Request
Copy all lines holding the word "signature" from the entries.

((

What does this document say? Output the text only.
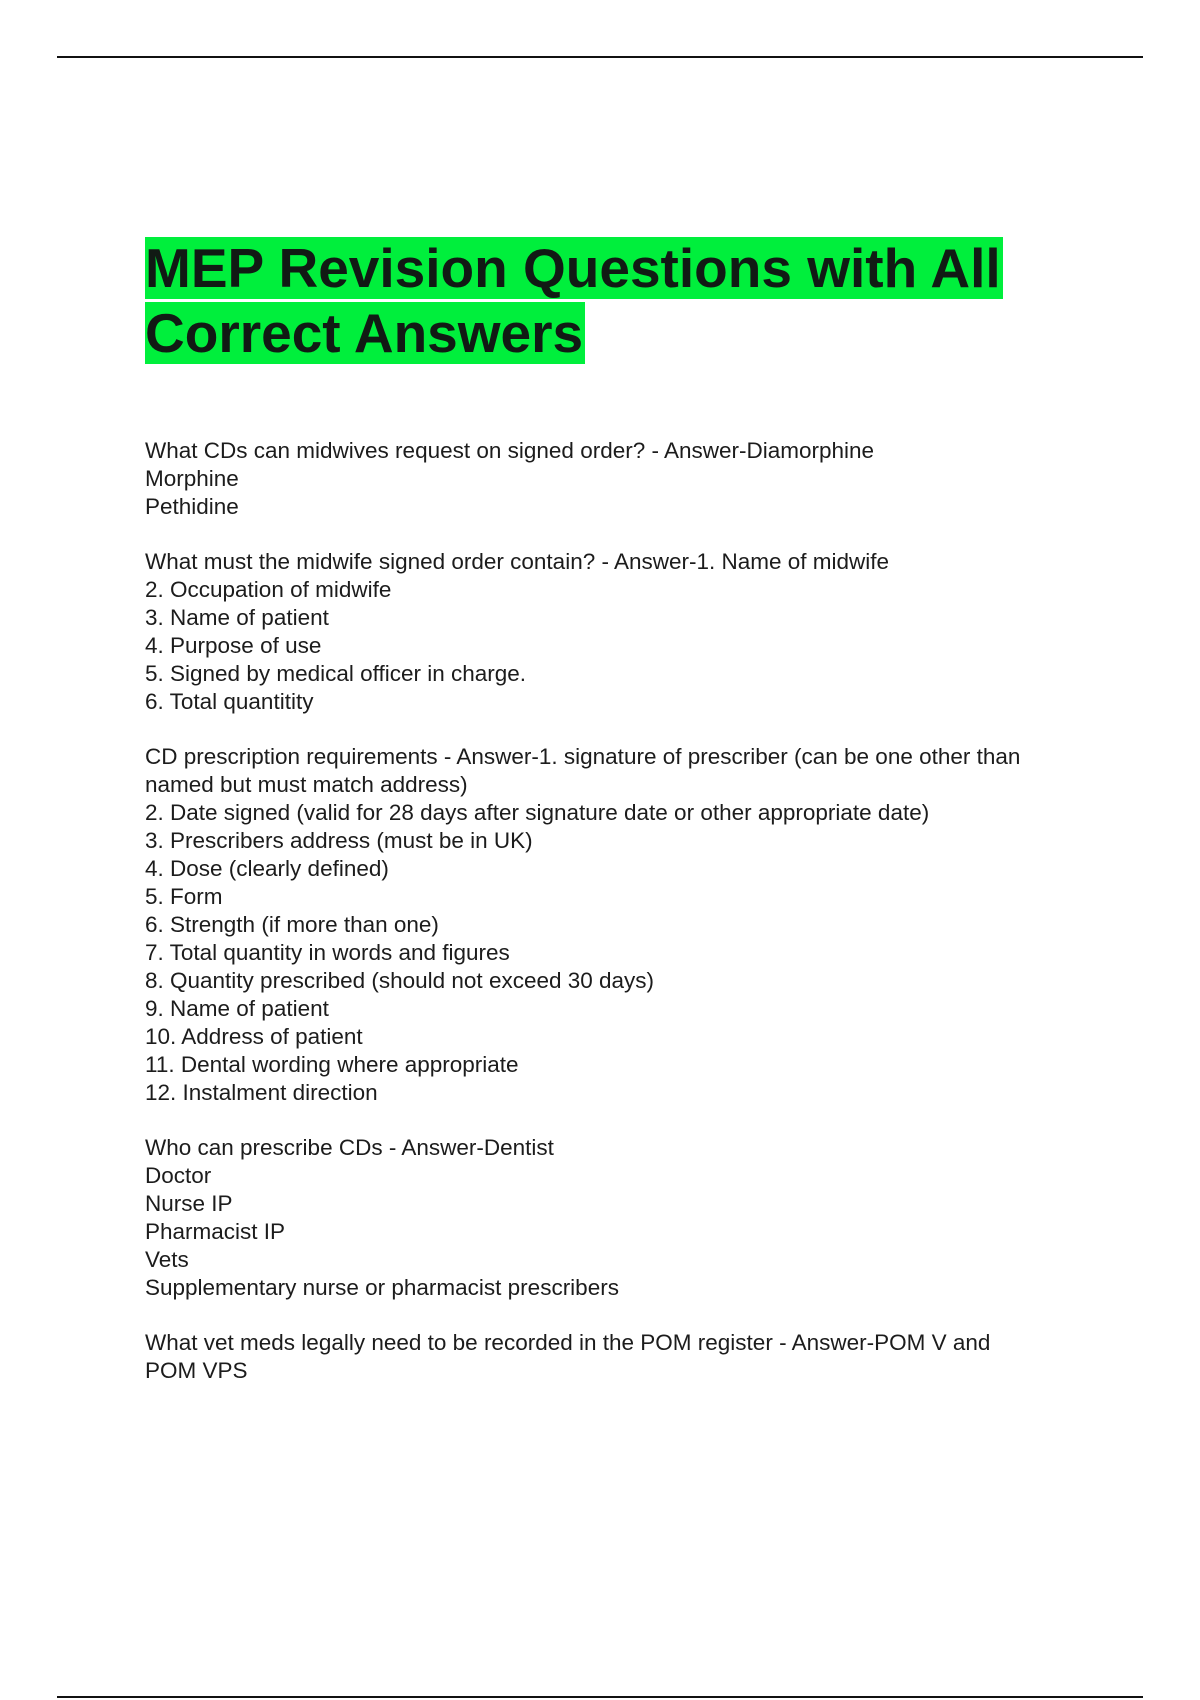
MEP Revision Questions with All
Correct Answers
What CDs can midwives request on signed order? - Answer-Diamorphine
Morphine
Pethidine
What must the midwife signed order contain? - Answer-1. Name of midwife
2. Occupation of midwife
3. Name of patient
4. Purpose of use
5. Signed by medical officer in charge.
6. Total quantitity
CD prescription requirements - Answer-1. signature of prescriber (can be one other than
named but must match address)
2. Date signed (valid for 28 days after signature date or other appropriate date)
3. Prescribers address (must be in UK)
4. Dose (clearly defined)
5. Form
6. Strength (if more than one)
7. Total quantity in words and figures
8. Quantity prescribed (should not exceed 30 days)
9. Name of patient
10. Address of patient
11. Dental wording where appropriate
12. Instalment direction
Who can prescribe CDs - Answer-Dentist
Doctor
Nurse IP
Pharmacist IP
Vets
Supplementary nurse or pharmacist prescribers
What vet meds legally need to be recorded in the POM register - Answer-POM V and
POM VPS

))

The result
CD prescription requirements - Answer-1. signature of prescriber (can be one other than
2. Date signed (valid for 28 days after signature date or other appropriate date)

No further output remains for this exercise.